## Aim:
Pull out each line of the records holding the string "December".

------------------------------------------------

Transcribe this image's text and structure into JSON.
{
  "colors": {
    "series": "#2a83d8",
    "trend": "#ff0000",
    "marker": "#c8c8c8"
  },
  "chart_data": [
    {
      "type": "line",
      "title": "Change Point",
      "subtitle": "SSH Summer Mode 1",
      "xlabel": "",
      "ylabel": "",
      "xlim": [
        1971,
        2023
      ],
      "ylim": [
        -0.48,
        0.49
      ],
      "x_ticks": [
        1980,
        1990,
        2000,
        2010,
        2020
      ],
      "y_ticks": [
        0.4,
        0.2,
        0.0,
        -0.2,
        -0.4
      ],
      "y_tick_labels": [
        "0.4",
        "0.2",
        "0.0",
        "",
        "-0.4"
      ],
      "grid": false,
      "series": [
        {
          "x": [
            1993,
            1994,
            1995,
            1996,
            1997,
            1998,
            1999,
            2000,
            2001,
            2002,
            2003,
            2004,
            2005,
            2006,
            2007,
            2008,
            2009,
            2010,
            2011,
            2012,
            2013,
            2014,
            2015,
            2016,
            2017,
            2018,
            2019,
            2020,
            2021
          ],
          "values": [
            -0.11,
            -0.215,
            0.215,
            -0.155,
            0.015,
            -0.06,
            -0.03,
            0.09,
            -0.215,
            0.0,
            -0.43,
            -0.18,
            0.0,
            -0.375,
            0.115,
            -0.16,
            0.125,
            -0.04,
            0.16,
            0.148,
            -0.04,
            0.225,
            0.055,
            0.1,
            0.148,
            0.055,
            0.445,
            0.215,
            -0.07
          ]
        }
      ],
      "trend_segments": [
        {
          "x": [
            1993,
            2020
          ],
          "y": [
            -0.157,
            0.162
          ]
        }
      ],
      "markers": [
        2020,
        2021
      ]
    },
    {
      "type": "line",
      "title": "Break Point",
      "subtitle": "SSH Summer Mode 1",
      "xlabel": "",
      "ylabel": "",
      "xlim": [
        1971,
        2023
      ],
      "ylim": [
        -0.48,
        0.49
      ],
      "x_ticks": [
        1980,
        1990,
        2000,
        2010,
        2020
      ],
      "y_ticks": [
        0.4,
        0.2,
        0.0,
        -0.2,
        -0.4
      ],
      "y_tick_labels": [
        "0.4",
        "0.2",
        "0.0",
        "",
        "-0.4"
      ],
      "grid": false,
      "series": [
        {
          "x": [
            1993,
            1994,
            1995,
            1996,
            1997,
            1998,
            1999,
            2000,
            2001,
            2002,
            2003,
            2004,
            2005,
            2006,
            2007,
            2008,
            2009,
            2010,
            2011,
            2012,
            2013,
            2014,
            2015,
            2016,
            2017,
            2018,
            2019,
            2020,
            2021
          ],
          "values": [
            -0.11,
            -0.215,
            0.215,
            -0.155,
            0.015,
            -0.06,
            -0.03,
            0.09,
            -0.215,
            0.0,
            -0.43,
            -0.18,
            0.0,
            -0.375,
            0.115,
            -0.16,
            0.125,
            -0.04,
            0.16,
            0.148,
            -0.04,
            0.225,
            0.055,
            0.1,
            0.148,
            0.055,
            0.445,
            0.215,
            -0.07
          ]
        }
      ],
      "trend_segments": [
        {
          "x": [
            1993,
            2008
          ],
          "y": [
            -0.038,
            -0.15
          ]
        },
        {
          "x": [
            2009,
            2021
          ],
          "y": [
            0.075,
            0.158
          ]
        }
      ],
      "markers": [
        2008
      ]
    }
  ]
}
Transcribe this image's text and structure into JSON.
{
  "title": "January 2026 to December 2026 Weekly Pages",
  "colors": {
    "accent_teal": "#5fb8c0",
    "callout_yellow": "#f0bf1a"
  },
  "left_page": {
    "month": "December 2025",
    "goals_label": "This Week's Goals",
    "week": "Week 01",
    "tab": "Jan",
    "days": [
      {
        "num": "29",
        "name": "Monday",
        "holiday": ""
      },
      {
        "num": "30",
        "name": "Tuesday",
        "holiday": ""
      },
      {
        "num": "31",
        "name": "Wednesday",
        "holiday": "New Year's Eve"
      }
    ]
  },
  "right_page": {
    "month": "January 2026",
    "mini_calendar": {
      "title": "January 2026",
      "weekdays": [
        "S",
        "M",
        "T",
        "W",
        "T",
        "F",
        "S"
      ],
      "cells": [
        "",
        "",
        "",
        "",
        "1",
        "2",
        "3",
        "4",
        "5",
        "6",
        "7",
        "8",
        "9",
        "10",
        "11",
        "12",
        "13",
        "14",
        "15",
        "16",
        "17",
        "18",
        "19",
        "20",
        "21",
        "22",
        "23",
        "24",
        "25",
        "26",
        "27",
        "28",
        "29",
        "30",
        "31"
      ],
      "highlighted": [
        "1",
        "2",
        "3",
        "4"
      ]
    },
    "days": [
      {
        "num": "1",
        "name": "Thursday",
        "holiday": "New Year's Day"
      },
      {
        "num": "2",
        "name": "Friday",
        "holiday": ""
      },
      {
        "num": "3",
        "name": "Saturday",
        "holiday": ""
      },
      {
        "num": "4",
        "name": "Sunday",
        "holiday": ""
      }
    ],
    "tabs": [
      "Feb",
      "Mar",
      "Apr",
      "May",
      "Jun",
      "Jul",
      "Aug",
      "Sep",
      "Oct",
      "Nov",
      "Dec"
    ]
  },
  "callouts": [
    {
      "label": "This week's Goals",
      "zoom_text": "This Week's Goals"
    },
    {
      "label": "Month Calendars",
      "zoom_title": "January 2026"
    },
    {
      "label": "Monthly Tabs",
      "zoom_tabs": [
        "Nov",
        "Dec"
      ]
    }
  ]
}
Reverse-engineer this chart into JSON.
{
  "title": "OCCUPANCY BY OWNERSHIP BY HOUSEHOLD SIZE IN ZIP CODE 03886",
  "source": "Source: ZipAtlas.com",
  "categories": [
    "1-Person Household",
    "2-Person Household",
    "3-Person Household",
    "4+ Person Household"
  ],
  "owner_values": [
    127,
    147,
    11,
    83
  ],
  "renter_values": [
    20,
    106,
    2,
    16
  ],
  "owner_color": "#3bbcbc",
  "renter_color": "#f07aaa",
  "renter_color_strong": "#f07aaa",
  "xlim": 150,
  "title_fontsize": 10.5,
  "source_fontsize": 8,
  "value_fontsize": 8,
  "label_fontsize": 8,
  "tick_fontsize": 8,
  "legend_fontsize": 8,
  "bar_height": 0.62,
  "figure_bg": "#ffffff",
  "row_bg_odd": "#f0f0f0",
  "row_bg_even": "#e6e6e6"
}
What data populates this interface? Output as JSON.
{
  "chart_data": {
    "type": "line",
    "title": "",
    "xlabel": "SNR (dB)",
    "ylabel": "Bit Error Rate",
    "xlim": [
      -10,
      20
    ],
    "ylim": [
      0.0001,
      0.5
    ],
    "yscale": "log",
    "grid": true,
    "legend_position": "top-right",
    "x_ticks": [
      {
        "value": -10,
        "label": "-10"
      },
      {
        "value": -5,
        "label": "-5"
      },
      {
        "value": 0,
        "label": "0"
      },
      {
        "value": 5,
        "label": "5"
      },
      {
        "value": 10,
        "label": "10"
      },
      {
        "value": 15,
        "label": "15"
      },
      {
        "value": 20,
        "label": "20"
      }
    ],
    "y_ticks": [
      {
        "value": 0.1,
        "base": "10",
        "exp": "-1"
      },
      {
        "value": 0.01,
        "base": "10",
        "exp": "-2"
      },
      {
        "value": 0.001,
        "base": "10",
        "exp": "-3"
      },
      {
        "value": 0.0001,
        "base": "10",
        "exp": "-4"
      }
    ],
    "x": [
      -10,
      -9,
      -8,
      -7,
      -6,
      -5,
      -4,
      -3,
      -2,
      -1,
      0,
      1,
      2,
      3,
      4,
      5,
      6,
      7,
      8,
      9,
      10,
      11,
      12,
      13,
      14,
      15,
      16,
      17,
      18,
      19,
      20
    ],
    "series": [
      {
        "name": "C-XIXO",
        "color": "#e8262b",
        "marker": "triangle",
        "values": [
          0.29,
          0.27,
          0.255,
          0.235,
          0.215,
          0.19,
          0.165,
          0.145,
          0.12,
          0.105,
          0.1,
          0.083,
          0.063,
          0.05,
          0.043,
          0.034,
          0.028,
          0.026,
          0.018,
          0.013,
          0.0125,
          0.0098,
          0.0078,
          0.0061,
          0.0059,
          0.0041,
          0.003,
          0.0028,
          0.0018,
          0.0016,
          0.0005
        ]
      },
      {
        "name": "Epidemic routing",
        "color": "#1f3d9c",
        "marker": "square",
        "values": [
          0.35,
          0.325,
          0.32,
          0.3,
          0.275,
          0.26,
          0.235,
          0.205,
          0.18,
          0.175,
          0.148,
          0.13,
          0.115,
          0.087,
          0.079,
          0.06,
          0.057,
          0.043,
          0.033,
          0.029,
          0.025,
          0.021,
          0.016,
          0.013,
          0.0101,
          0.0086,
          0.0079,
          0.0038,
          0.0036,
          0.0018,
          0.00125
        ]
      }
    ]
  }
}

------------------------------------------------

## Solved exercise:
  "title": "January 2026 to December 2026 Weekly Pages",
    "month": "December 2025",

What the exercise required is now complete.